What needs to be done – Print the full interview excerpt about the design thesis project below, word for word.

### Page excerpt ###

P:Yes, user-centricity was crucial; it seemed to be the crucial element throughout the four years. In Year 1, we studied the expression of forms through our interpretation of the door handle and buttons.
We still have the buttons project.
P:Yes, so that is a very user-centric exercise. Following that, in Year 2 we designed a trolley and a conceptual communication device that served to bring people together. So again we had people that’s right in the middle of the design process. No matter what, design is all about how the human is using the product, so the biggest takeaway was to be user-centric in our approach.
When you were doing your final year design thesis project, what made you start to do An Onion Thing?
P:Actually, I was doing something else for thesis. And subsequently there was no headway with that topic. After many consultations, I started to do more furniture-based explorations. An Onion Thing started as a small project selected for a DID Milan exhibition and I had the option to devote all my time to work on it as my thesis project. At that time I was just making a lot of sketches to create outdoor sitting furniture. The approach started with a lot of sketching, and there were a few of my sketches that I found more inspiring. So with that I decided to translate my sketch to a small model. I was experimenting with Styrofoam mold and using black sewing thread to coil around it and coating it with resin. Then I melted the entire Styrofoam mold with kerosene, leaving the black thread in resin. So it has a body, but it’s totally hollowed out. I was intrigued by that process and imagined the final form to be a curious seating experience, so I followed that route of exploration.

### Dataset records ###

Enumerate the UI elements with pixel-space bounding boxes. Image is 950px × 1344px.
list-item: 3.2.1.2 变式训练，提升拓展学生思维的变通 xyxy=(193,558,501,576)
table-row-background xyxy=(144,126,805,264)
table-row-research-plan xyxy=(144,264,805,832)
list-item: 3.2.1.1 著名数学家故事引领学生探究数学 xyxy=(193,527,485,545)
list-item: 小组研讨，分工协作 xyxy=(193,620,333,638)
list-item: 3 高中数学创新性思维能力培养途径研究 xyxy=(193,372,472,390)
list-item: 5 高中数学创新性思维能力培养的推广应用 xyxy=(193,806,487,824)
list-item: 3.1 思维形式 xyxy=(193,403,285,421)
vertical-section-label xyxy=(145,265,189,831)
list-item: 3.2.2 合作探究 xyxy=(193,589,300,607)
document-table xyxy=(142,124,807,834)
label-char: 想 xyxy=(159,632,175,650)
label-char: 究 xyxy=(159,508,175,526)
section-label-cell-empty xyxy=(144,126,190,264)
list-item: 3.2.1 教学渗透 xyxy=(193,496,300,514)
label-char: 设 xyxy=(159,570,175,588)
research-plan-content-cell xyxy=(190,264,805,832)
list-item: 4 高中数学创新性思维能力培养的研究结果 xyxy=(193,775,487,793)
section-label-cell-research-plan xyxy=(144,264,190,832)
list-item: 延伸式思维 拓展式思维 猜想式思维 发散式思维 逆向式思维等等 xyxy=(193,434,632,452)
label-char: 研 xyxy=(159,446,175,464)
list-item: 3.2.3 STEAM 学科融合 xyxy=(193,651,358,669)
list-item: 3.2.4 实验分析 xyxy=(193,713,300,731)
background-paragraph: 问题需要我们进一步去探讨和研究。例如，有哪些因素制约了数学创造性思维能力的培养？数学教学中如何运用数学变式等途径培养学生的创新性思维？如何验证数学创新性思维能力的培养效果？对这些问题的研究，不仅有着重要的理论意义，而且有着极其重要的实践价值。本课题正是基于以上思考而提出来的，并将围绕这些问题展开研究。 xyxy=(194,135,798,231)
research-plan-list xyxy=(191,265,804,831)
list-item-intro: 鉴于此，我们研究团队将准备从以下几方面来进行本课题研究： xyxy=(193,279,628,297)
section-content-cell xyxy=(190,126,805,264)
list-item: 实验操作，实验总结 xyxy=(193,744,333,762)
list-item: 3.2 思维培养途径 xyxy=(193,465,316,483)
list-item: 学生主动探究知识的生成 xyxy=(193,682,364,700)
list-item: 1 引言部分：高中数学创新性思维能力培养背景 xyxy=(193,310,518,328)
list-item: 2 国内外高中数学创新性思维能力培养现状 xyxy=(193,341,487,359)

###

Reply to the task –
P:Yes, user-centricity was crucial; it seemed to be the crucial element throughout the four years. In Year 1, we studied the expression of forms through our interpretation of the door handle and buttons.
We still have the buttons project.
P:Yes, so that is a very user-centric exercise. Following that, in Year 2 we designed a trolley and a conceptual communication device that served to bring people together. So again we had people that’s right in the middle of the design process. No matter what, design is all about how the human is using the product, so the biggest takeaway was to be user-centric in our approach.
When you were doing your final year design thesis project, what made you start to do An Onion Thing?
P:Actually, I was doing something else for thesis. And subsequently there was no headway with that topic. After many consultations, I started to do more furniture-based explorations. An Onion Thing started as a small project selected for a DID Milan exhibition and I had the option to devote all my time to work on it as my thesis project. At that time I was just making a lot of sketches to create outdoor sitting furniture. The approach started with a lot of sketching, and there were a few of my sketches that I found more inspiring. So with that I decided to translate my sketch to a small model. I was experimenting with Styrofoam mold and using black sewing thread to coil around it and coating it with resin. Then I melted the entire Styrofoam mold with kerosene, leaving the black thread in resin. So it has a body, but it’s totally hollowed out. I was intrigued by that process and imagined the final form to be a curious seating experience, so I followed that route of exploration.